▶ **Directions for this task**:
Without any pictures, the records below should be reproduced exactly.

(Data to examine begins)

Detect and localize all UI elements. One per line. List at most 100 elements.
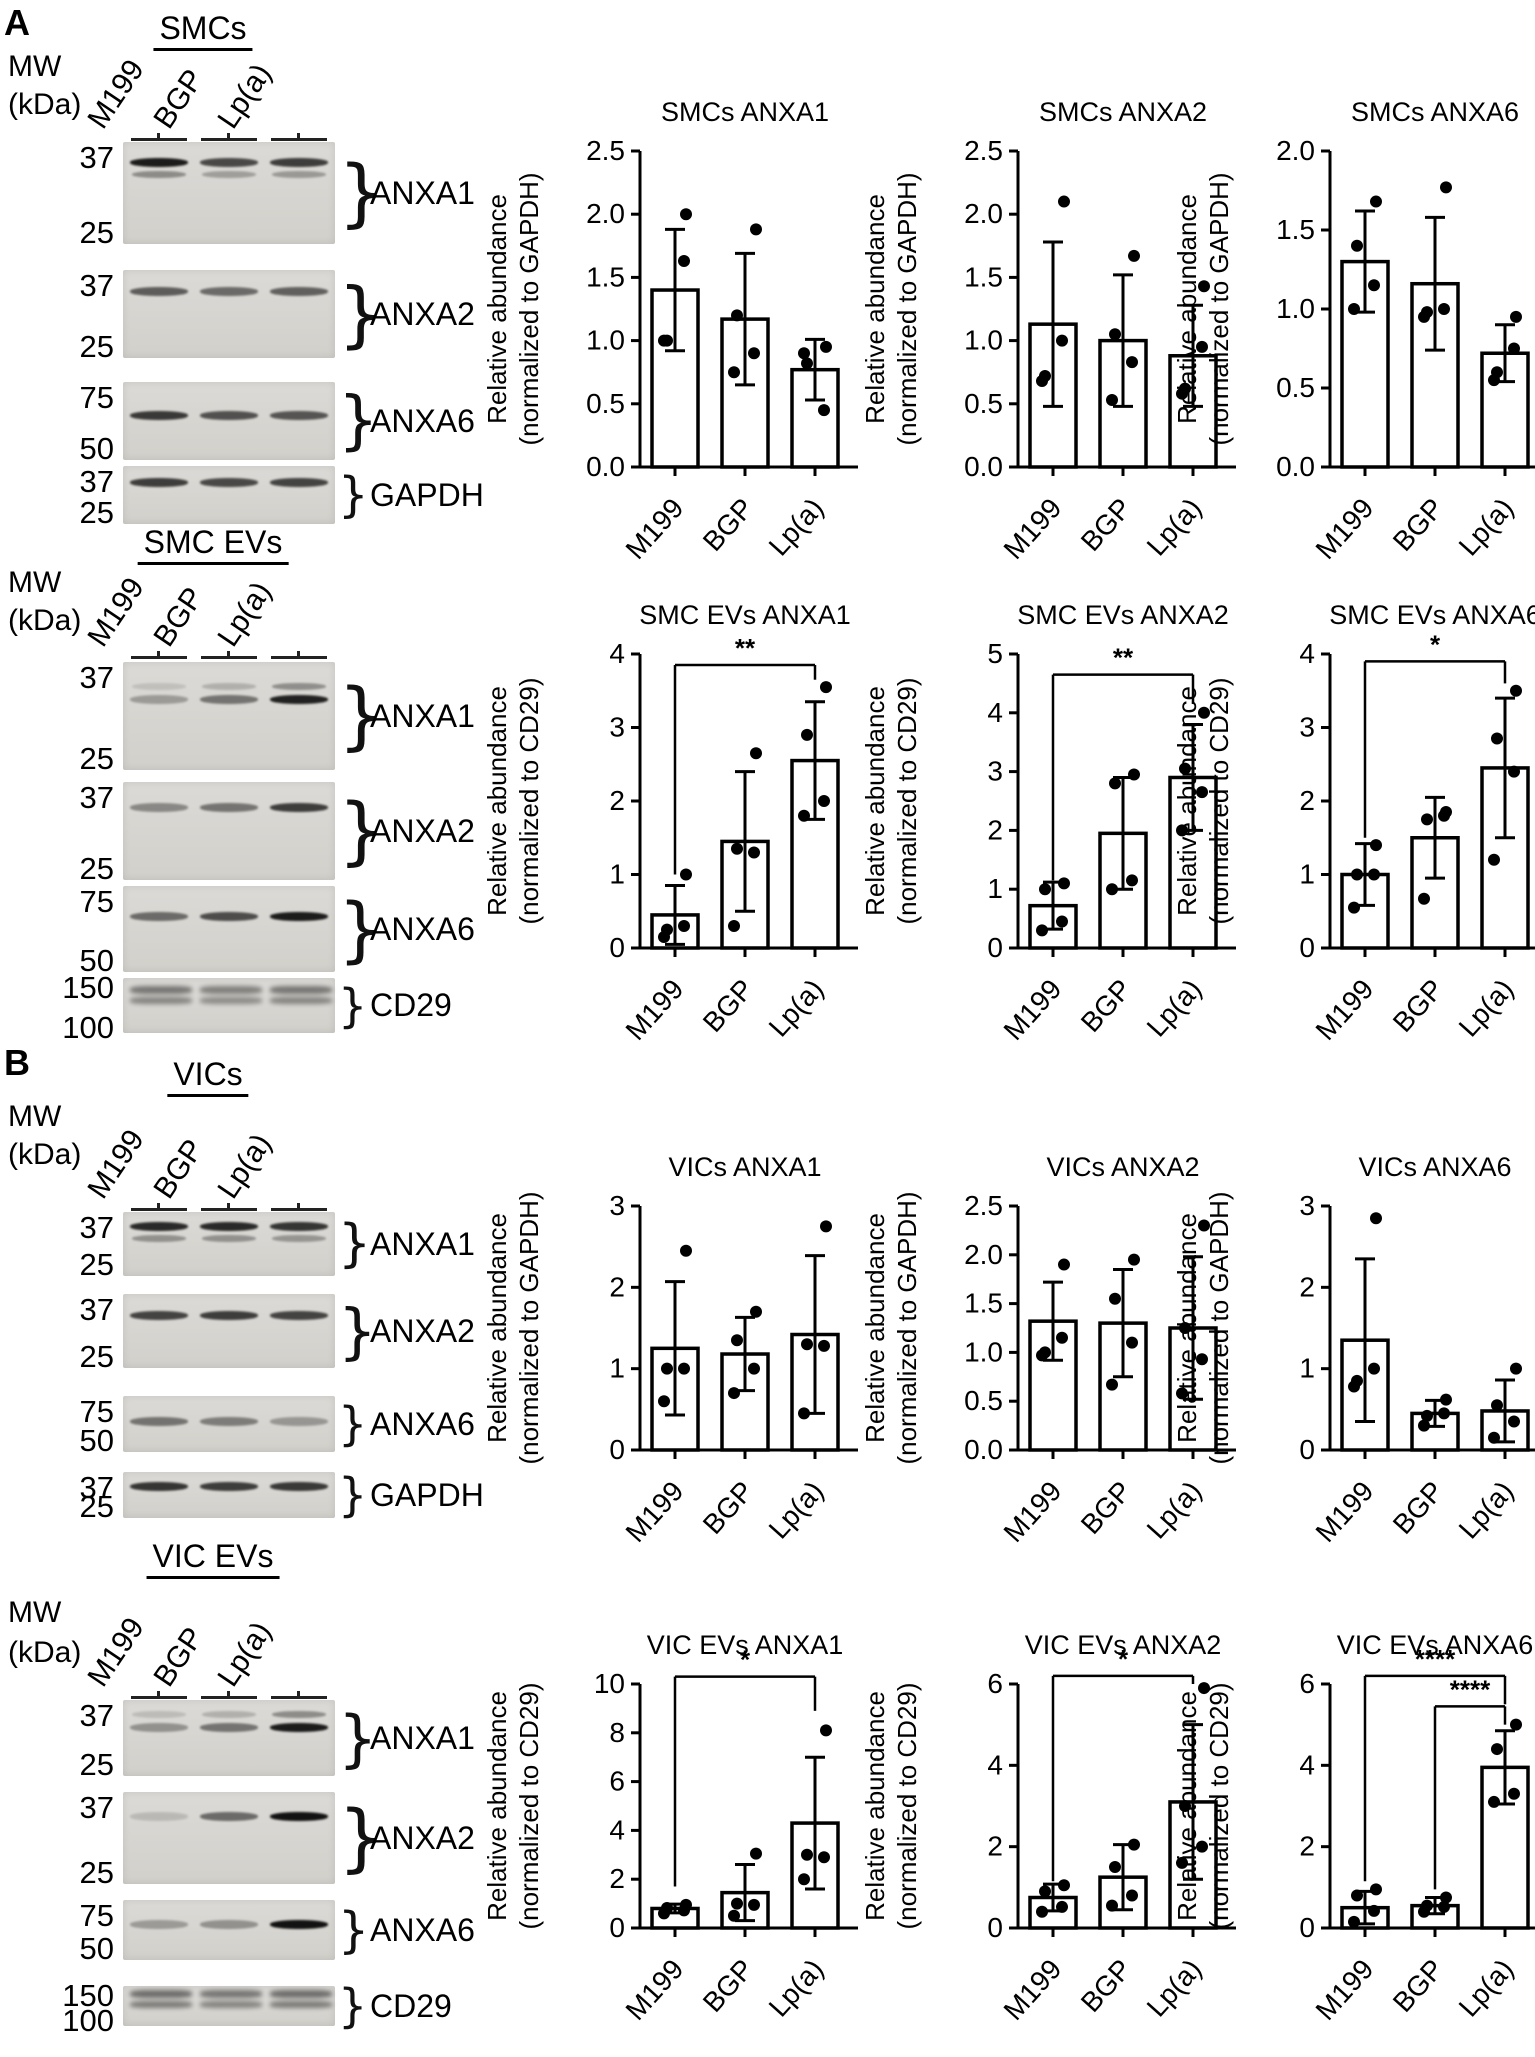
protein-label: ANXA2	[370, 812, 475, 849]
blot-image-anxa2	[123, 1294, 335, 1368]
protein-label: ANXA1	[370, 174, 475, 211]
lane-bracket	[131, 1203, 187, 1219]
blot-band	[130, 158, 188, 168]
chart-smcs-anxa1: SMCs ANXA1 Relative abundance (normalized …	[482, 97, 858, 565]
x-tick-label: Lp(a)	[1453, 1475, 1520, 1544]
data-point	[658, 1395, 670, 1408]
data-point	[728, 1909, 740, 1922]
y-tick-label: 0.0	[964, 451, 1003, 482]
blot-band	[270, 1723, 328, 1733]
data-point	[748, 1898, 760, 1911]
data-point	[1179, 382, 1191, 395]
data-point	[1058, 877, 1070, 890]
lane-bracket	[131, 1691, 187, 1707]
blot-band-secondary	[202, 171, 256, 179]
sig-label: **	[1113, 643, 1134, 673]
blot-row-gapdh: 37 25} GAPDH	[8, 1468, 518, 1522]
blot-image-anxa1	[123, 142, 335, 244]
y-tick-label: 0	[987, 932, 1003, 963]
mw-marker-top: 37	[79, 268, 114, 303]
lane-label-bgp: BGP	[147, 1621, 211, 1693]
data-point	[731, 1897, 743, 1910]
blot-band	[130, 803, 188, 813]
data-point	[1368, 279, 1380, 292]
blot-band	[200, 1481, 258, 1491]
data-point	[1418, 1419, 1430, 1432]
blot-band	[130, 694, 188, 704]
y-tick-label: 0	[1299, 1434, 1315, 1465]
blot-row-anxa1: 37 25} ANXA1	[8, 1700, 518, 1780]
x-tick-label: M199	[998, 973, 1068, 1046]
blot-band	[200, 1920, 258, 1929]
chart-title: SMC EVs ANXA6	[1329, 600, 1535, 630]
chart-title: SMC EVs ANXA2	[1017, 600, 1229, 630]
data-point	[1126, 356, 1138, 369]
data-point	[1418, 892, 1430, 905]
data-point	[1036, 1905, 1048, 1918]
y-tick-label: 2	[609, 785, 625, 816]
data-point	[1348, 901, 1360, 914]
blot-band	[270, 1310, 328, 1320]
blot-band-secondary	[270, 2001, 332, 2008]
blot-band-secondary	[130, 997, 192, 1005]
lane-bracket-tick	[157, 1691, 160, 1699]
y-tick-label: 6	[987, 1668, 1003, 1699]
lane-bracket	[201, 651, 257, 667]
y-tick-label: 0.0	[964, 1434, 1003, 1465]
mw-axis-label-line1: MW	[8, 566, 62, 599]
y-axis-label-line2: (normalized to GAPDH)	[1204, 172, 1234, 445]
brace-right: }	[338, 1701, 378, 1775]
data-point	[1440, 181, 1452, 194]
y-tick-label: 2.0	[964, 1239, 1003, 1270]
blot-band-secondary	[132, 1711, 186, 1719]
data-point	[678, 919, 690, 932]
blot-image-gapdh	[123, 1472, 335, 1518]
blot-row-cd29: 150 100} CD29	[8, 972, 518, 1043]
mw-marker-bottom: 100	[62, 2003, 114, 2038]
data-point	[1438, 1407, 1450, 1420]
chart-title: VICs ANXA2	[1046, 1152, 1199, 1182]
panel-label-a: A	[4, 2, 30, 43]
mw-marker-top: 75	[79, 1394, 114, 1429]
data-point	[1196, 1353, 1208, 1366]
data-point	[1039, 369, 1051, 382]
blot-band	[200, 158, 258, 168]
y-tick-label: 1.0	[964, 1336, 1003, 1367]
blot-band	[200, 1811, 258, 1821]
data-point	[1056, 1331, 1068, 1344]
data-point	[1196, 1840, 1208, 1853]
lane-label-m199: M199	[81, 53, 151, 135]
blot-band	[270, 912, 328, 922]
data-point	[1196, 340, 1208, 353]
y-axis-label-line2: (normalized to GAPDH)	[892, 1191, 922, 1464]
mw-marker-bottom: 50	[79, 943, 114, 978]
y-tick-label: 2	[1299, 1831, 1315, 1862]
blot-band	[130, 1920, 188, 1929]
data-point	[1126, 1336, 1138, 1349]
blot-band	[270, 986, 332, 995]
blot-section-smcs: A SMCs MW (kDa) M199 BGP Lp(a) 37 25} ANXA1 37 25} A…	[4, 2, 518, 530]
data-point	[1351, 1889, 1363, 1902]
mw-marker-top: 75	[79, 380, 114, 415]
data-point	[1176, 824, 1188, 837]
data-point	[1106, 1378, 1118, 1391]
data-point	[1508, 342, 1520, 355]
brace-right: }	[338, 673, 386, 759]
lane-bracket	[271, 1203, 327, 1219]
y-tick-label: 1.0	[964, 325, 1003, 356]
y-tick-label: 0	[1299, 932, 1315, 963]
data-point	[661, 1901, 673, 1914]
lane-label-lpa: Lp(a)	[211, 576, 278, 653]
blot-band	[200, 986, 262, 995]
y-tick-label: 0.0	[1276, 451, 1315, 482]
blot-band	[270, 1990, 332, 1998]
data-point	[1488, 1431, 1500, 1444]
x-tick-label: M199	[620, 492, 690, 565]
data-point	[818, 1339, 830, 1352]
data-point	[1421, 1409, 1433, 1422]
y-axis-label-line1: Relative abundance	[482, 1691, 512, 1921]
x-tick-label: Lp(a)	[763, 492, 830, 561]
y-tick-label: 2.5	[964, 135, 1003, 166]
blot-row-anxa6: 75 50} ANXA6	[8, 380, 518, 464]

(Data to examine ends)

▶ **Answer to this task**:
Detect and localize all UI elements. One per line. List at most 100 elements.
protein-label: ANXA2	[370, 812, 475, 849]
blot-image-anxa2	[123, 1294, 335, 1368]
protein-label: ANXA1	[370, 174, 475, 211]
lane-bracket	[131, 1203, 187, 1219]
blot-band	[130, 158, 188, 168]
chart-smcs-anxa1: SMCs ANXA1 Relative abundance (normalized …	[482, 97, 858, 565]
x-tick-label: Lp(a)	[1453, 1475, 1520, 1544]
data-point	[658, 1395, 670, 1408]
data-point	[728, 1909, 740, 1922]
y-tick-label: 0.0	[964, 451, 1003, 482]
blot-band	[270, 1723, 328, 1733]
data-point	[748, 1898, 760, 1911]
data-point	[1179, 382, 1191, 395]
data-point	[1058, 877, 1070, 890]
lane-bracket	[131, 1691, 187, 1707]
blot-band-secondary	[202, 171, 256, 179]
sig-label: **	[1113, 643, 1134, 673]
blot-row-gapdh: 37 25} GAPDH	[8, 1468, 518, 1522]
blot-image-anxa1	[123, 142, 335, 244]
y-tick-label: 0	[987, 932, 1003, 963]
mw-marker-top: 37	[79, 268, 114, 303]
lane-label-bgp: BGP	[147, 1621, 211, 1693]
data-point	[731, 1897, 743, 1910]
blot-band	[130, 803, 188, 813]
data-point	[1368, 279, 1380, 292]
blot-band	[200, 1481, 258, 1491]
data-point	[1418, 1419, 1430, 1432]
blot-band	[130, 694, 188, 704]
y-tick-label: 0	[1299, 1434, 1315, 1465]
blot-row-anxa1: 37 25} ANXA1	[8, 1700, 518, 1780]
x-tick-label: M199	[998, 973, 1068, 1046]
blot-band	[200, 1920, 258, 1929]
chart-title: SMC EVs ANXA6	[1329, 600, 1535, 630]
chart-title: SMC EVs ANXA2	[1017, 600, 1229, 630]
data-point	[1126, 356, 1138, 369]
data-point	[1418, 892, 1430, 905]
data-point	[1036, 1905, 1048, 1918]
y-tick-label: 2	[609, 785, 625, 816]
data-point	[1348, 901, 1360, 914]
blot-band	[270, 1310, 328, 1320]
blot-band-secondary	[270, 2001, 332, 2008]
blot-band-secondary	[130, 997, 192, 1005]
lane-bracket-tick	[157, 1691, 160, 1699]
y-tick-label: 6	[987, 1668, 1003, 1699]
lane-bracket	[201, 651, 257, 667]
y-tick-label: 0.0	[964, 1434, 1003, 1465]
mw-axis-label-line1: MW	[8, 566, 62, 599]
y-axis-label-line2: (normalized to GAPDH)	[1204, 172, 1234, 445]
brace-right: }	[338, 1701, 378, 1775]
data-point	[1440, 181, 1452, 194]
y-tick-label: 2.0	[964, 1239, 1003, 1270]
blot-band-secondary	[132, 1711, 186, 1719]
data-point	[678, 919, 690, 932]
blot-image-gapdh	[123, 1472, 335, 1518]
blot-row-cd29: 150 100} CD29	[8, 972, 518, 1043]
mw-marker-bottom: 100	[62, 2003, 114, 2038]
data-point	[1438, 1407, 1450, 1420]
chart-title: VICs ANXA2	[1046, 1152, 1199, 1182]
panel-label-a: A	[4, 2, 30, 43]
mw-marker-top: 75	[79, 1394, 114, 1429]
data-point	[1196, 1353, 1208, 1366]
data-point	[1039, 369, 1051, 382]
blot-band	[200, 158, 258, 168]
y-tick-label: 1.0	[964, 1336, 1003, 1367]
blot-band	[200, 1811, 258, 1821]
data-point	[1056, 1331, 1068, 1344]
data-point	[1196, 1840, 1208, 1853]
lane-label-m199: M199	[81, 53, 151, 135]
blot-band	[270, 912, 328, 922]
data-point	[1196, 340, 1208, 353]
y-axis-label-line2: (normalized to GAPDH)	[892, 1191, 922, 1464]
mw-marker-bottom: 50	[79, 943, 114, 978]
y-tick-label: 2	[1299, 1831, 1315, 1862]
blot-band	[130, 1920, 188, 1929]
data-point	[1126, 1336, 1138, 1349]
blot-band	[270, 986, 332, 995]
blot-section-smcs: A SMCs MW (kDa) M199 BGP Lp(a) 37 25} ANXA1 37 25} A…	[4, 2, 518, 530]
data-point	[1351, 1889, 1363, 1902]
mw-marker-top: 75	[79, 380, 114, 415]
data-point	[1176, 824, 1188, 837]
data-point	[1106, 1378, 1118, 1391]
data-point	[1508, 342, 1520, 355]
brace-right: }	[338, 673, 386, 759]
lane-bracket	[271, 1203, 327, 1219]
y-tick-label: 1.0	[964, 325, 1003, 356]
y-tick-label: 0	[1299, 932, 1315, 963]
data-point	[661, 1901, 673, 1914]
lane-label-lpa: Lp(a)	[211, 576, 278, 653]
blot-band	[200, 986, 262, 995]
y-tick-label: 0.0	[1276, 451, 1315, 482]
blot-band	[270, 1990, 332, 1998]
data-point	[1488, 1431, 1500, 1444]
x-tick-label: M199	[620, 492, 690, 565]
data-point	[818, 1339, 830, 1352]
data-point	[1421, 1409, 1433, 1422]
y-axis-label-line1: Relative abundance	[482, 1691, 512, 1921]
x-tick-label: Lp(a)	[763, 492, 830, 561]
y-tick-label: 2.5	[964, 135, 1003, 166]
blot-row-anxa6: 75 50} ANXA6	[8, 380, 518, 464]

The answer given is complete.